## GIVEN INFORMATION
BEGIN
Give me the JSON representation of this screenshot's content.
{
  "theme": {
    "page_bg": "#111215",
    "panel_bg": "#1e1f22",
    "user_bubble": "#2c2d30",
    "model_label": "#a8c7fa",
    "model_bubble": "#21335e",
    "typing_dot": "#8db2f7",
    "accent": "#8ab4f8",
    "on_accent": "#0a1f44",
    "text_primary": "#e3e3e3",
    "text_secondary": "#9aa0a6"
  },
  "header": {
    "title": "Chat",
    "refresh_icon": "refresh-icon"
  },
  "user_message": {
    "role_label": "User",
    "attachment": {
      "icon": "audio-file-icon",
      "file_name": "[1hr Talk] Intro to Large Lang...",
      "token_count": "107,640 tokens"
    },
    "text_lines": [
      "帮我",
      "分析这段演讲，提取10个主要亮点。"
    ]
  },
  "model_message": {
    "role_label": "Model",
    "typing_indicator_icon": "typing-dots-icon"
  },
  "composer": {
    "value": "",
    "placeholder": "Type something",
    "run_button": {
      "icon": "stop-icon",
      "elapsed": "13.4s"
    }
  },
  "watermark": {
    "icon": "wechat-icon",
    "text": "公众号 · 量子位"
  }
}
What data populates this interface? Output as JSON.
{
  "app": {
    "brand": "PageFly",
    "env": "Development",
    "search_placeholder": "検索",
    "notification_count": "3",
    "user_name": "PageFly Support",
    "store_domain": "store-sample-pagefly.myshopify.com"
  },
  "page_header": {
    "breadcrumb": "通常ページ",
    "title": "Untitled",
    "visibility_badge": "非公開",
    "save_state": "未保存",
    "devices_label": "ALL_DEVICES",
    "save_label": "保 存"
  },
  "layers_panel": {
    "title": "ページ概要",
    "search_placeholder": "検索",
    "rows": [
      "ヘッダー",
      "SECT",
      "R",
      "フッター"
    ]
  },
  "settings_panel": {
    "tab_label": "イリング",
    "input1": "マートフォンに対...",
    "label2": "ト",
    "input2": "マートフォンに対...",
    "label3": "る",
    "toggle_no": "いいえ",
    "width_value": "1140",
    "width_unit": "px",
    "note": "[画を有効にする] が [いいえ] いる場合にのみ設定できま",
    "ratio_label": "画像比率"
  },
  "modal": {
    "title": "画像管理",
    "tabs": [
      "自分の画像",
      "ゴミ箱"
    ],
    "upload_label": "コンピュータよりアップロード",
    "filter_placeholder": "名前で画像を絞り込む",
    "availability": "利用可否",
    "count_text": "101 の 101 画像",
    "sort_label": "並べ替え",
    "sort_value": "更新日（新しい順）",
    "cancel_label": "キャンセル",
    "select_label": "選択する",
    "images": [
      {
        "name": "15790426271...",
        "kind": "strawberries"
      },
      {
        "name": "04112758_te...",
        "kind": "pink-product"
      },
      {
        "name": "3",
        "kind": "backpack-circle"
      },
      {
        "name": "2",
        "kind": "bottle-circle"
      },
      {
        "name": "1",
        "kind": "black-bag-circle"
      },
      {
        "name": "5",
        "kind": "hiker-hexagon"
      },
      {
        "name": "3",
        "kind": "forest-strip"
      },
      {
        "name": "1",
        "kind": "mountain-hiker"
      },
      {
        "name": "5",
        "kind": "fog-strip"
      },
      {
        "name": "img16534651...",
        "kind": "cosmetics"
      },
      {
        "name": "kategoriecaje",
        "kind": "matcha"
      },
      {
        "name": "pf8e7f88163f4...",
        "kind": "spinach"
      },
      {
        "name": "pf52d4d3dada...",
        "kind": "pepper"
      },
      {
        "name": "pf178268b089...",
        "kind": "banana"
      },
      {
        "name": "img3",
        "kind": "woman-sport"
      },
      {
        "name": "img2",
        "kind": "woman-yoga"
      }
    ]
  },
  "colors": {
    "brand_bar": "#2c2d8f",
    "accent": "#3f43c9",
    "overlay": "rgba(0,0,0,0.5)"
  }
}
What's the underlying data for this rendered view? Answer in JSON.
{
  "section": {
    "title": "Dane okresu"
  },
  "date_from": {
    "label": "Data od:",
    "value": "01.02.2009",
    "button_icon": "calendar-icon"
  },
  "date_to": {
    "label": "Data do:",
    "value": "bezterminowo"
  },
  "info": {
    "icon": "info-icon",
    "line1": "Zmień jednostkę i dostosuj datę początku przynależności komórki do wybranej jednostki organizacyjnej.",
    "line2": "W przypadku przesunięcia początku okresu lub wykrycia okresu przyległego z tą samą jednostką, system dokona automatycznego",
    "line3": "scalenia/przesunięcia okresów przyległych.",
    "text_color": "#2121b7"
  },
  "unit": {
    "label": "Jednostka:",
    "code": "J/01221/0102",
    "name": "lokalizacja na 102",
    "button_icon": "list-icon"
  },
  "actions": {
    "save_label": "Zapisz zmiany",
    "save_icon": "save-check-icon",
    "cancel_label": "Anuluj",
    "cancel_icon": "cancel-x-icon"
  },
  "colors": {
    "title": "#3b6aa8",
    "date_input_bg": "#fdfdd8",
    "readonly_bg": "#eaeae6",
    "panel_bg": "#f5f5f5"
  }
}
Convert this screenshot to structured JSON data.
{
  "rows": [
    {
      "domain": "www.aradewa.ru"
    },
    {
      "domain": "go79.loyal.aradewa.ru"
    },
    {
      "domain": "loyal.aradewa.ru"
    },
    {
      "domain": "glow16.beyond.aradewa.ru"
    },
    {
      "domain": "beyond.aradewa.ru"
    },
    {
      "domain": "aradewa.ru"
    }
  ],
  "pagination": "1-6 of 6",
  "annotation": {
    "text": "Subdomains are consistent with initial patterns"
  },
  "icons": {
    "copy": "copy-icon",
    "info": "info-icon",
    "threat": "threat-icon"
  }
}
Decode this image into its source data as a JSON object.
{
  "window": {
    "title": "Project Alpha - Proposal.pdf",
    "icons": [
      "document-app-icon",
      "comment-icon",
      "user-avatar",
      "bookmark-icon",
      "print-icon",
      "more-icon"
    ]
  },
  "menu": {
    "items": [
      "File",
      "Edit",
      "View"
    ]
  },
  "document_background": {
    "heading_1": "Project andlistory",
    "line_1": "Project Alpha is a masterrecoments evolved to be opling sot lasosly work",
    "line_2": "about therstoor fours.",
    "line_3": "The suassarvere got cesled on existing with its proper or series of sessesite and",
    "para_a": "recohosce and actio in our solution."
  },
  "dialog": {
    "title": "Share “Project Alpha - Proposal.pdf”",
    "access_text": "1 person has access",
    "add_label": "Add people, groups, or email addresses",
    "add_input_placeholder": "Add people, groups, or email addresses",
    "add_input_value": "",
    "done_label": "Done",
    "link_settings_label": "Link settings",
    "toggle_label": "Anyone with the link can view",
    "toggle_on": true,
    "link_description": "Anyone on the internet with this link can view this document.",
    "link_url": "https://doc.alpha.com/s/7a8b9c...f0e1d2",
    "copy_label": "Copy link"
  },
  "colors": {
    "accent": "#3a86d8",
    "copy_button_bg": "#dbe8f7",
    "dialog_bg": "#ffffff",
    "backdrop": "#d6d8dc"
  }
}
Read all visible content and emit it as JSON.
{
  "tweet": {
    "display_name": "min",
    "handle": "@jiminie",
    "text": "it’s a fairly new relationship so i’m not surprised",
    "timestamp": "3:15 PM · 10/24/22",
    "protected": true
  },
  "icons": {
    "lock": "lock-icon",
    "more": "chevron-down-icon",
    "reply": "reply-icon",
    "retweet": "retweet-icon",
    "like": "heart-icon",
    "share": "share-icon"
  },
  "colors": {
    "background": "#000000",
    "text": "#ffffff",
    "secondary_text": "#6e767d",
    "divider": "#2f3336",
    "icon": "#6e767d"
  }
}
END
## PROBLEM
Please repeat the material above, word for word and in full.

## EXERCISE RESULT
Give me the JSON representation of this screenshot's content.
{
  "theme": {
    "page_bg": "#111215",
    "panel_bg": "#1e1f22",
    "user_bubble": "#2c2d30",
    "model_label": "#a8c7fa",
    "model_bubble": "#21335e",
    "typing_dot": "#8db2f7",
    "accent": "#8ab4f8",
    "on_accent": "#0a1f44",
    "text_primary": "#e3e3e3",
    "text_secondary": "#9aa0a6"
  },
  "header": {
    "title": "Chat",
    "refresh_icon": "refresh-icon"
  },
  "user_message": {
    "role_label": "User",
    "attachment": {
      "icon": "audio-file-icon",
      "file_name": "[1hr Talk] Intro to Large Lang...",
      "token_count": "107,640 tokens"
    },
    "text_lines": [
      "帮我",
      "分析这段演讲，提取10个主要亮点。"
    ]
  },
  "model_message": {
    "role_label": "Model",
    "typing_indicator_icon": "typing-dots-icon"
  },
  "composer": {
    "value": "",
    "placeholder": "Type something",
    "run_button": {
      "icon": "stop-icon",
      "elapsed": "13.4s"
    }
  },
  "watermark": {
    "icon": "wechat-icon",
    "text": "公众号 · 量子位"
  }
}
What data populates this interface? Output as JSON.
{
  "app": {
    "brand": "PageFly",
    "env": "Development",
    "search_placeholder": "検索",
    "notification_count": "3",
    "user_name": "PageFly Support",
    "store_domain": "store-sample-pagefly.myshopify.com"
  },
  "page_header": {
    "breadcrumb": "通常ページ",
    "title": "Untitled",
    "visibility_badge": "非公開",
    "save_state": "未保存",
    "devices_label": "ALL_DEVICES",
    "save_label": "保 存"
  },
  "layers_panel": {
    "title": "ページ概要",
    "search_placeholder": "検索",
    "rows": [
      "ヘッダー",
      "SECT",
      "R",
      "フッター"
    ]
  },
  "settings_panel": {
    "tab_label": "イリング",
    "input1": "マートフォンに対...",
    "label2": "ト",
    "input2": "マートフォンに対...",
    "label3": "る",
    "toggle_no": "いいえ",
    "width_value": "1140",
    "width_unit": "px",
    "note": "[画を有効にする] が [いいえ] いる場合にのみ設定できま",
    "ratio_label": "画像比率"
  },
  "modal": {
    "title": "画像管理",
    "tabs": [
      "自分の画像",
      "ゴミ箱"
    ],
    "upload_label": "コンピュータよりアップロード",
    "filter_placeholder": "名前で画像を絞り込む",
    "availability": "利用可否",
    "count_text": "101 の 101 画像",
    "sort_label": "並べ替え",
    "sort_value": "更新日（新しい順）",
    "cancel_label": "キャンセル",
    "select_label": "選択する",
    "images": [
      {
        "name": "15790426271...",
        "kind": "strawberries"
      },
      {
        "name": "04112758_te...",
        "kind": "pink-product"
      },
      {
        "name": "3",
        "kind": "backpack-circle"
      },
      {
        "name": "2",
        "kind": "bottle-circle"
      },
      {
        "name": "1",
        "kind": "black-bag-circle"
      },
      {
        "name": "5",
        "kind": "hiker-hexagon"
      },
      {
        "name": "3",
        "kind": "forest-strip"
      },
      {
        "name": "1",
        "kind": "mountain-hiker"
      },
      {
        "name": "5",
        "kind": "fog-strip"
      },
      {
        "name": "img16534651...",
        "kind": "cosmetics"
      },
      {
        "name": "kategoriecaje",
        "kind": "matcha"
      },
      {
        "name": "pf8e7f88163f4...",
        "kind": "spinach"
      },
      {
        "name": "pf52d4d3dada...",
        "kind": "pepper"
      },
      {
        "name": "pf178268b089...",
        "kind": "banana"
      },
      {
        "name": "img3",
        "kind": "woman-sport"
      },
      {
        "name": "img2",
        "kind": "woman-yoga"
      }
    ]
  },
  "colors": {
    "brand_bar": "#2c2d8f",
    "accent": "#3f43c9",
    "overlay": "rgba(0,0,0,0.5)"
  }
}
What's the underlying data for this rendered view? Answer in JSON.
{
  "section": {
    "title": "Dane okresu"
  },
  "date_from": {
    "label": "Data od:",
    "value": "01.02.2009",
    "button_icon": "calendar-icon"
  },
  "date_to": {
    "label": "Data do:",
    "value": "bezterminowo"
  },
  "info": {
    "icon": "info-icon",
    "line1": "Zmień jednostkę i dostosuj datę początku przynależności komórki do wybranej jednostki organizacyjnej.",
    "line2": "W przypadku przesunięcia początku okresu lub wykrycia okresu przyległego z tą samą jednostką, system dokona automatycznego",
    "line3": "scalenia/przesunięcia okresów przyległych.",
    "text_color": "#2121b7"
  },
  "unit": {
    "label": "Jednostka:",
    "code": "J/01221/0102",
    "name": "lokalizacja na 102",
    "button_icon": "list-icon"
  },
  "actions": {
    "save_label": "Zapisz zmiany",
    "save_icon": "save-check-icon",
    "cancel_label": "Anuluj",
    "cancel_icon": "cancel-x-icon"
  },
  "colors": {
    "title": "#3b6aa8",
    "date_input_bg": "#fdfdd8",
    "readonly_bg": "#eaeae6",
    "panel_bg": "#f5f5f5"
  }
}
Convert this screenshot to structured JSON data.
{
  "rows": [
    {
      "domain": "www.aradewa.ru"
    },
    {
      "domain": "go79.loyal.aradewa.ru"
    },
    {
      "domain": "loyal.aradewa.ru"
    },
    {
      "domain": "glow16.beyond.aradewa.ru"
    },
    {
      "domain": "beyond.aradewa.ru"
    },
    {
      "domain": "aradewa.ru"
    }
  ],
  "pagination": "1-6 of 6",
  "annotation": {
    "text": "Subdomains are consistent with initial patterns"
  },
  "icons": {
    "copy": "copy-icon",
    "info": "info-icon",
    "threat": "threat-icon"
  }
}
Decode this image into its source data as a JSON object.
{
  "window": {
    "title": "Project Alpha - Proposal.pdf",
    "icons": [
      "document-app-icon",
      "comment-icon",
      "user-avatar",
      "bookmark-icon",
      "print-icon",
      "more-icon"
    ]
  },
  "menu": {
    "items": [
      "File",
      "Edit",
      "View"
    ]
  },
  "document_background": {
    "heading_1": "Project andlistory",
    "line_1": "Project Alpha is a masterrecoments evolved to be opling sot lasosly work",
    "line_2": "about therstoor fours.",
    "line_3": "The suassarvere got cesled on existing with its proper or series of sessesite and",
    "para_a": "recohosce and actio in our solution."
  },
  "dialog": {
    "title": "Share “Project Alpha - Proposal.pdf”",
    "access_text": "1 person has access",
    "add_label": "Add people, groups, or email addresses",
    "add_input_placeholder": "Add people, groups, or email addresses",
    "add_input_value": "",
    "done_label": "Done",
    "link_settings_label": "Link settings",
    "toggle_label": "Anyone with the link can view",
    "toggle_on": true,
    "link_description": "Anyone on the internet with this link can view this document.",
    "link_url": "https://doc.alpha.com/s/7a8b9c...f0e1d2",
    "copy_label": "Copy link"
  },
  "colors": {
    "accent": "#3a86d8",
    "copy_button_bg": "#dbe8f7",
    "dialog_bg": "#ffffff",
    "backdrop": "#d6d8dc"
  }
}
Read all visible content and emit it as JSON.
{
  "tweet": {
    "display_name": "min",
    "handle": "@jiminie",
    "text": "it’s a fairly new relationship so i’m not surprised",
    "timestamp": "3:15 PM · 10/24/22",
    "protected": true
  },
  "icons": {
    "lock": "lock-icon",
    "more": "chevron-down-icon",
    "reply": "reply-icon",
    "retweet": "retweet-icon",
    "like": "heart-icon",
    "share": "share-icon"
  },
  "colors": {
    "background": "#000000",
    "text": "#ffffff",
    "secondary_text": "#6e767d",
    "divider": "#2f3336",
    "icon": "#6e767d"
  }
}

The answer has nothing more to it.